» **Aim of the exercise**:
Write out the records below word for word, please.

--

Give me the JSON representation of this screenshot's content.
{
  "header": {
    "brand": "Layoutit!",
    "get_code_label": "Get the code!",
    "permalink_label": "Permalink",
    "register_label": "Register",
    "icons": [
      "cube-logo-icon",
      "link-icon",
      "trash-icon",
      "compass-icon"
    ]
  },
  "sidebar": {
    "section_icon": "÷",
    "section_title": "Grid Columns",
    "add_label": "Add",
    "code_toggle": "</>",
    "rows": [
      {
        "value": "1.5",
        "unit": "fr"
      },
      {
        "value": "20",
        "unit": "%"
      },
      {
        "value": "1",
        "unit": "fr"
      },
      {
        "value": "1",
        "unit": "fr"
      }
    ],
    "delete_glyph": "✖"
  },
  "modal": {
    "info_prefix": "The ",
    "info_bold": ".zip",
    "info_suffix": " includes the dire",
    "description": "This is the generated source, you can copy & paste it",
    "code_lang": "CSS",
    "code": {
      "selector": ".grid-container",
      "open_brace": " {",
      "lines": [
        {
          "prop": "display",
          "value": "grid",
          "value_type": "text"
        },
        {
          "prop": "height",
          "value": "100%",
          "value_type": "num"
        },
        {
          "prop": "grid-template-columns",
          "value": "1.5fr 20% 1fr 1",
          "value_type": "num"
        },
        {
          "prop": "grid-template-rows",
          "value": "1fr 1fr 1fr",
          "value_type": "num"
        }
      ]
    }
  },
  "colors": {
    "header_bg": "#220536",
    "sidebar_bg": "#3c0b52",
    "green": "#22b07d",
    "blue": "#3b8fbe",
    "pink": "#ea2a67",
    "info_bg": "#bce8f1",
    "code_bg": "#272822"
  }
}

--

» **Exercise solution**:
Give me the JSON representation of this screenshot's content.
{
  "header": {
    "brand": "Layoutit!",
    "get_code_label": "Get the code!",
    "permalink_label": "Permalink",
    "register_label": "Register",
    "icons": [
      "cube-logo-icon",
      "link-icon",
      "trash-icon",
      "compass-icon"
    ]
  },
  "sidebar": {
    "section_icon": "÷",
    "section_title": "Grid Columns",
    "add_label": "Add",
    "code_toggle": "</>",
    "rows": [
      {
        "value": "1.5",
        "unit": "fr"
      },
      {
        "value": "20",
        "unit": "%"
      },
      {
        "value": "1",
        "unit": "fr"
      },
      {
        "value": "1",
        "unit": "fr"
      }
    ],
    "delete_glyph": "✖"
  },
  "modal": {
    "info_prefix": "The ",
    "info_bold": ".zip",
    "info_suffix": " includes the dire",
    "description": "This is the generated source, you can copy & paste it",
    "code_lang": "CSS",
    "code": {
      "selector": ".grid-container",
      "open_brace": " {",
      "lines": [
        {
          "prop": "display",
          "value": "grid",
          "value_type": "text"
        },
        {
          "prop": "height",
          "value": "100%",
          "value_type": "num"
        },
        {
          "prop": "grid-template-columns",
          "value": "1.5fr 20% 1fr 1",
          "value_type": "num"
        },
        {
          "prop": "grid-template-rows",
          "value": "1fr 1fr 1fr",
          "value_type": "num"
        }
      ]
    }
  },
  "colors": {
    "header_bg": "#220536",
    "sidebar_bg": "#3c0b52",
    "green": "#22b07d",
    "blue": "#3b8fbe",
    "pink": "#ea2a67",
    "info_bg": "#bce8f1",
    "code_bg": "#272822"
  }
}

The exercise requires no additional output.